-- Start --

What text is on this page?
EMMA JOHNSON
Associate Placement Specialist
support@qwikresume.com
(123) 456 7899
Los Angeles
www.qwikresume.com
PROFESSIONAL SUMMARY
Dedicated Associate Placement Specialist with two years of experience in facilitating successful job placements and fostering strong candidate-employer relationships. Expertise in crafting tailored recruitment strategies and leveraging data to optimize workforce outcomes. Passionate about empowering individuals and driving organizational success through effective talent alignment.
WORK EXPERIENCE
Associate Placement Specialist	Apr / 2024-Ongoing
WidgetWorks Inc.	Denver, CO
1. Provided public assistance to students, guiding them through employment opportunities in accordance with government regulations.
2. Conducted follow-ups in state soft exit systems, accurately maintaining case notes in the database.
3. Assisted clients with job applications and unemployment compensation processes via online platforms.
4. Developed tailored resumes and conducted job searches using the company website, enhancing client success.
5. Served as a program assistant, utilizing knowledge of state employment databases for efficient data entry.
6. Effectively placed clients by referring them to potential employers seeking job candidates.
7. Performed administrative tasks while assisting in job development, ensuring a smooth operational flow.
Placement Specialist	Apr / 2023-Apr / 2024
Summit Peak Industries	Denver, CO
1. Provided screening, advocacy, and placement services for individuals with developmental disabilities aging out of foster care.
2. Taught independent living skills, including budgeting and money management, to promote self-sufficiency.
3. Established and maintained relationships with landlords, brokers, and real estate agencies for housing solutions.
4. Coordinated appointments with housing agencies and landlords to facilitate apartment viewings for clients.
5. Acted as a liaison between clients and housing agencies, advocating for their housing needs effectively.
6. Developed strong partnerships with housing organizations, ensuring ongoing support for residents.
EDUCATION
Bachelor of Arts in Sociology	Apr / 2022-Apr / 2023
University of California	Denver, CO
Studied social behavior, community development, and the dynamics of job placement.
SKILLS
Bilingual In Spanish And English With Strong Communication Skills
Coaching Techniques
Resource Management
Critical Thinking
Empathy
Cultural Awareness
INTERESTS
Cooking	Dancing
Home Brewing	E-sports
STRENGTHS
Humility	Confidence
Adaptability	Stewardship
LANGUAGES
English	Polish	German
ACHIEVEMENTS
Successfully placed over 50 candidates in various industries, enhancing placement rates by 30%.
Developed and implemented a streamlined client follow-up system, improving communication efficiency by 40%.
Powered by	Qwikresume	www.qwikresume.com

-- End --

Transcribe the material exactly as it reads.

§ **Task answer**
What text is on this page?
EMMA JOHNSON
Associate Placement Specialist
support@qwikresume.com
(123) 456 7899
Los Angeles
www.qwikresume.com
PROFESSIONAL SUMMARY
Dedicated Associate Placement Specialist with two years of experience in facilitating successful job placements and fostering strong candidate-employer relationships. Expertise in crafting tailored recruitment strategies and leveraging data to optimize workforce outcomes. Passionate about empowering individuals and driving organizational success through effective talent alignment.
WORK EXPERIENCE
Associate Placement Specialist	Apr / 2024-Ongoing
WidgetWorks Inc.	Denver, CO
1. Provided public assistance to students, guiding them through employment opportunities in accordance with government regulations.
2. Conducted follow-ups in state soft exit systems, accurately maintaining case notes in the database.
3. Assisted clients with job applications and unemployment compensation processes via online platforms.
4. Developed tailored resumes and conducted job searches using the company website, enhancing client success.
5. Served as a program assistant, utilizing knowledge of state employment databases for efficient data entry.
6. Effectively placed clients by referring them to potential employers seeking job candidates.
7. Performed administrative tasks while assisting in job development, ensuring a smooth operational flow.
Placement Specialist	Apr / 2023-Apr / 2024
Summit Peak Industries	Denver, CO
1. Provided screening, advocacy, and placement services for individuals with developmental disabilities aging out of foster care.
2. Taught independent living skills, including budgeting and money management, to promote self-sufficiency.
3. Established and maintained relationships with landlords, brokers, and real estate agencies for housing solutions.
4. Coordinated appointments with housing agencies and landlords to facilitate apartment viewings for clients.
5. Acted as a liaison between clients and housing agencies, advocating for their housing needs effectively.
6. Developed strong partnerships with housing organizations, ensuring ongoing support for residents.
EDUCATION
Bachelor of Arts in Sociology	Apr / 2022-Apr / 2023
University of California	Denver, CO
Studied social behavior, community development, and the dynamics of job placement.
SKILLS
Bilingual In Spanish And English With Strong Communication Skills
Coaching Techniques
Resource Management
Critical Thinking
Empathy
Cultural Awareness
INTERESTS
Cooking	Dancing
Home Brewing	E-sports
STRENGTHS
Humility	Confidence
Adaptability	Stewardship
LANGUAGES
English	Polish	German
ACHIEVEMENTS
Successfully placed over 50 candidates in various industries, enhancing placement rates by 30%.
Developed and implemented a streamlined client follow-up system, improving communication efficiency by 40%.
Powered by	Qwikresume	www.qwikresume.com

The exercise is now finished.